On Friday I made a giant tocaniță de cartofi for the cantina.  There were 17 hungry kids there, and they piled into the new upstairs room noisily, eagerly sniffing at the smell of stew wafting from the giant pot in the corner.  The other volunteers were late, so I started serving alone, trying to somehow maintain that delicate balance between authority and gentleness that seems practically impossible but desperately necessary.  I dished up stew and passed it out; I led the kids in prayer, trying to model reverence while keeping one eye squintily open to watch for punches and food-throwing.  I doled out scoops of sour cream and re-filled bread baskets, trying to fill everyone's plate and tummies while ladling out kind words and individual attention.  But mostly, I kept going back to Denisa and Emanuela to break up fights.  I'd turn my back to try and engage a shy kid who wasn't talking to anyone, and two seconds later hear a hollered, "Kelly! She threw bread at me!"  Needless to say, it was, well, only a few steps removed from anarchy.  And I was feeling far from cheery or reflective.

Eventually most of the kids were satiated and (amazingly) filtered out with little smiles and nods (or, in the case of two of the boys, by hurtling down the steps and jumping out the front door of the church directly into a big pile of melted snow-mud).  But Denisa and Emanuela stayed, picking slowly at their food and distractedly trying to get my attention.  I talked to them for a while as they finished eating their third helpings, and then said it was time to clean up.  "Can we help?" they asked.

I didn't want their help.  They'd been obnoxious and disrespectful and rude for the last hour, and I was ready to wash the dishes in peace.  But they had already run after the broom and the wash basin, so I sighed and said yes.  And soon we were tromping up the stairs, carefully balancing basins of warm water, bringing them up to the cantina room to wash the now-empty plates.  I washed, Emanuela rinsed, and Denisa wiped tables, the three of us settling into a soapy rhythm.  We chatted a little, not about anything important, and they lingered and lingered, not wanting to go home.

In Sara's book, she opens a food pantry at her church (St. Gregory's in San Francisco), and quickly people who come to the pantry to receive food begin offering to help serve.  The group is far from your stereotypical church volunteers -- mostly unchurched and poor, but faithful to this weekly Friday gathering.  Sara calls the pantry communion, the Table of Jesus, to which all are welcome to come and eat.  More than a "ministry" or "program," the pantry was church itself, God's people gathered to share and rejoice in the gifts of God.  And its magnetism was obvious, as one of her fellow volunteers said:

"... he insisted we had to keep giving people a chance to work if they asked, even if we had doubts.  'The thing is,' he said thoughtfully, 'a lot of people need to volunteer.  They want more than food.'   They wanted, in fact, church: not the kind where you sit obediently and listen to someone tell you how to behave, but the kind where you discover responsibility, purpose, meaning.  They wanted a church where they could bring their sorrows, their gifts, their entire messy lives: where they could find community."

Image element box records
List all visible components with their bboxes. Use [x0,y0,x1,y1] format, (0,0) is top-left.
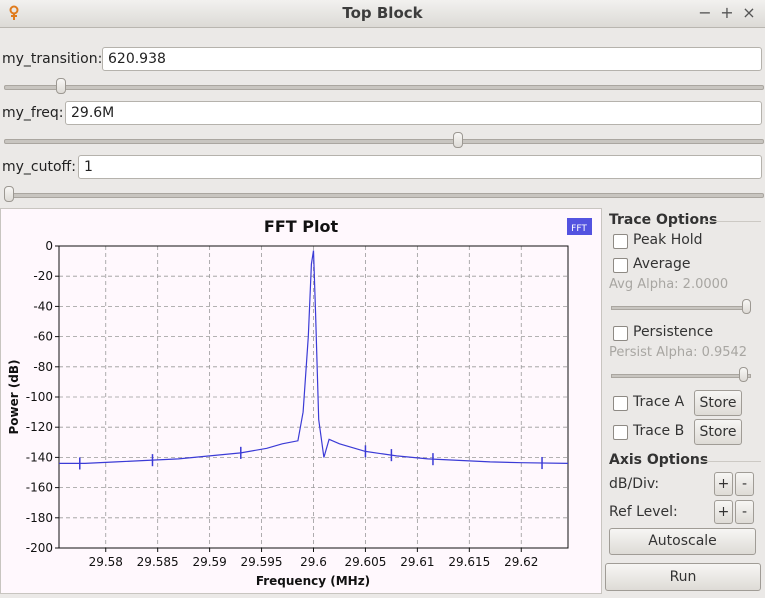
legend-label: FFT [571,224,587,234]
y-axis-label: Power (dB) [7,359,21,434]
ref-level-label: Ref Level: [609,504,678,520]
my-freq-input[interactable]: 29.6M [65,101,762,125]
window-title: Top Block [342,4,423,22]
y-tick-label: -140 [26,450,53,464]
average-checkbox[interactable] [613,258,628,273]
my-cutoff-slider-handle[interactable] [4,186,14,202]
my-freq-label: my_freq: [2,105,64,121]
maximize-button[interactable]: + [718,3,736,22]
x-tick-label: 29.59 [192,555,226,569]
options-panel: Trace Options Peak Hold Average Avg Alph… [603,208,765,598]
persist-alpha-slider-handle[interactable] [739,367,748,382]
average-label: Average [633,256,691,272]
x-tick-label: 29.62 [504,555,538,569]
x-tick-label: 29.6 [300,555,327,569]
x-axis-label: Frequency (MHz) [256,574,370,588]
x-tick-label: 29.61 [400,555,434,569]
trace-options-heading: Trace Options [609,212,718,228]
avg-alpha-slider-handle[interactable] [742,299,751,314]
y-tick-label: -60 [33,330,53,344]
y-tick-label: -160 [26,481,53,495]
trace-b-store-button[interactable]: Store [694,419,742,445]
ref-level-increase-button[interactable]: + [714,500,733,524]
trace-a-checkbox[interactable] [613,396,628,411]
persistence-checkbox[interactable] [613,326,628,341]
my-cutoff-label: my_cutoff: [2,159,76,175]
my-cutoff-input[interactable]: 1 [78,155,762,179]
x-tick-label: 29.585 [137,555,179,569]
trace-b-checkbox[interactable] [613,425,628,440]
x-tick-label: 29.615 [448,555,490,569]
ref-level-decrease-button[interactable]: - [735,500,754,524]
peak-hold-checkbox[interactable] [613,234,628,249]
run-button[interactable]: Run [605,563,761,591]
y-tick-label: 0 [45,239,53,253]
chart-title: FFT Plot [264,217,339,236]
my-transition-input[interactable]: 620.938 [102,47,762,71]
y-tick-label: -200 [26,541,53,555]
fft-plot-chart[interactable]: FFT Plot FFT 29.58 29.585 29.59 29.595 29.6 2… [1,209,601,593]
my-freq-slider-handle[interactable] [452,132,463,148]
x-tick-label: 29.595 [241,555,283,569]
my-transition-label: my_transition: [2,51,103,67]
persistence-label: Persistence [633,324,714,340]
x-tick-label: 29.58 [89,555,123,569]
my-cutoff-slider[interactable] [4,193,764,198]
my-transition-slider[interactable] [4,85,764,90]
peak-hold-label: Peak Hold [633,232,703,248]
db-div-label: dB/Div: [609,476,660,492]
avg-alpha-slider[interactable] [611,306,751,310]
y-tick-label: -120 [26,420,53,434]
window-titlebar: Top Block − + × [0,0,765,28]
trace-a-label: Trace A [633,394,685,410]
section-divider [703,221,761,222]
autoscale-button[interactable]: Autoscale [609,528,756,555]
fft-plot-panel[interactable]: FFT Plot FFT 29.58 29.585 29.59 29.595 29.6 2… [0,208,602,594]
db-div-decrease-button[interactable]: - [735,472,754,496]
trace-b-label: Trace B [633,423,685,439]
y-tick-label: -40 [33,299,53,313]
y-tick-label: -100 [26,390,53,404]
minimize-button[interactable]: − [696,3,714,22]
x-tick-label: 29.605 [344,555,386,569]
section-divider [703,461,761,462]
my-freq-slider[interactable] [4,139,764,144]
persist-alpha-slider[interactable] [611,374,751,378]
my-transition-slider-handle[interactable] [56,78,67,94]
y-tick-label: -80 [33,360,53,374]
close-button[interactable]: × [740,3,758,22]
axis-options-heading: Axis Options [609,452,709,468]
trace-a-store-button[interactable]: Store [694,390,742,416]
y-tick-label: -20 [33,269,53,283]
y-tick-label: -180 [26,511,53,525]
db-div-increase-button[interactable]: + [714,472,733,496]
persist-alpha-label: Persist Alpha: 0.9542 [609,345,748,360]
avg-alpha-label: Avg Alpha: 2.0000 [609,277,729,292]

PROBLEM TO SOLVE:
Copy the stretch of the cantina passage from "I didn't want" through "to go home.", switching "broom" to "mop".

THE RESPONSE:
I didn't want their help.  They'd been obnoxious and disrespectful and rude for the last hour, and I was ready to wash the dishes in peace.  But they had already run after the mop and the wash basin, so I sighed and said yes.  And soon we were tromping up the stairs, carefully balancing basins of warm water, bringing them up to the cantina room to wash the now-empty plates.  I washed, Emanuela rinsed, and Denisa wiped tables, the three of us settling into a soapy rhythm.  We chatted a little, not about anything important, and they lingered and lingered, not wanting to go home.